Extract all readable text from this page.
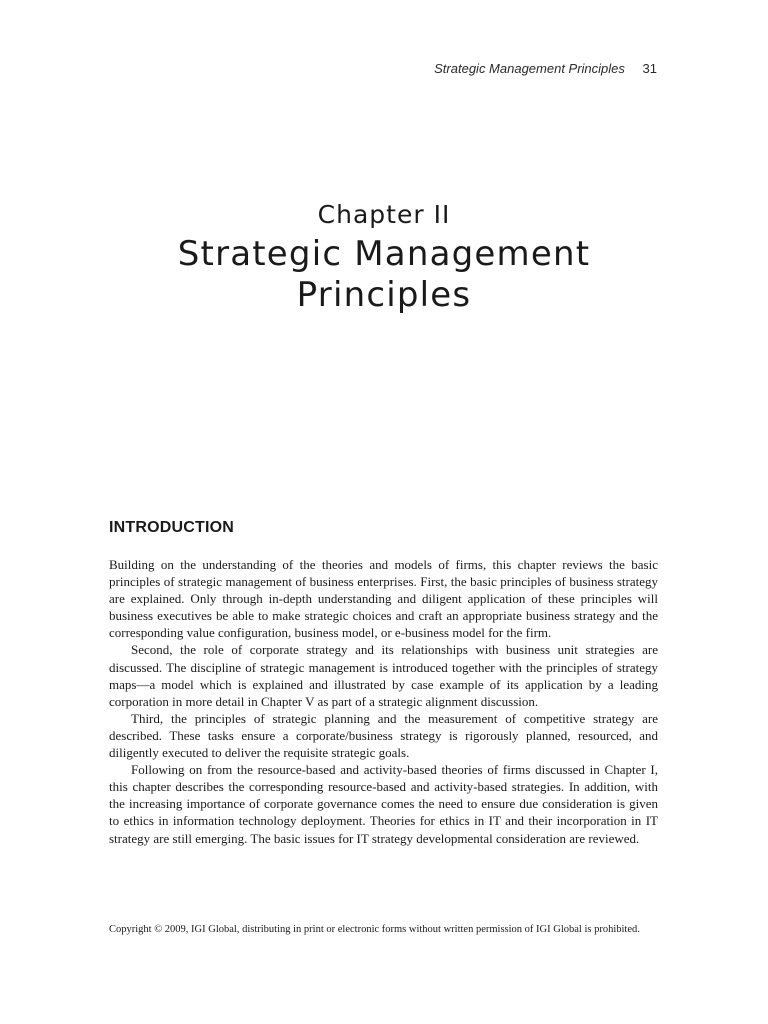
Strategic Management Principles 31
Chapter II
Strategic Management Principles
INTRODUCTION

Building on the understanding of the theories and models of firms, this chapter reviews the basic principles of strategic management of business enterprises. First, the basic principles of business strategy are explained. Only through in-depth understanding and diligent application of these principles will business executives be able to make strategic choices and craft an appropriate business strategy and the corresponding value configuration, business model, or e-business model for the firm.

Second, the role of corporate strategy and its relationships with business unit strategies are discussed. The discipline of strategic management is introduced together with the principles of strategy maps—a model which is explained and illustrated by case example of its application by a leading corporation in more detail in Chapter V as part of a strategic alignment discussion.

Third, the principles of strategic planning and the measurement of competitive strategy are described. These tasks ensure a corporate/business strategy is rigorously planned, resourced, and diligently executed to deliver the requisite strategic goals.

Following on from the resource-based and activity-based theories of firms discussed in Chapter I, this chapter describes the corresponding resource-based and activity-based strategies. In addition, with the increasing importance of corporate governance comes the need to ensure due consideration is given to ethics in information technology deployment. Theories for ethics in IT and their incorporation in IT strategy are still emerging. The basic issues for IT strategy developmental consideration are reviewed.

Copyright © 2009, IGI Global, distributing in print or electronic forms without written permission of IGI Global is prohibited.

▬▬▬

Copy all of the entries verbatim, leaving out any pictures they contain.

Extract all readable text from this page.
Strategic Management Principles 31
Chapter II
Strategic Management Principles
INTRODUCTION

Building on the understanding of the theories and models of firms, this chapter reviews the basic principles of strategic management of business enterprises. First, the basic principles of business strategy are explained. Only through in-depth understanding and diligent application of these principles will business executives be able to make strategic choices and craft an appropriate business strategy and the corresponding value configuration, business model, or e-business model for the firm.

Second, the role of corporate strategy and its relationships with business unit strategies are discussed. The discipline of strategic management is introduced together with the principles of strategy maps—a model which is explained and illustrated by case example of its application by a leading corporation in more detail in Chapter V as part of a strategic alignment discussion.

Third, the principles of strategic planning and the measurement of competitive strategy are described. These tasks ensure a corporate/business strategy is rigorously planned, resourced, and diligently executed to deliver the requisite strategic goals.

Following on from the resource-based and activity-based theories of firms discussed in Chapter I, this chapter describes the corresponding resource-based and activity-based strategies. In addition, with the increasing importance of corporate governance comes the need to ensure due consideration is given to ethics in information technology deployment. Theories for ethics in IT and their incorporation in IT strategy are still emerging. The basic issues for IT strategy developmental consideration are reviewed.

Copyright © 2009, IGI Global, distributing in print or electronic forms without written permission of IGI Global is prohibited.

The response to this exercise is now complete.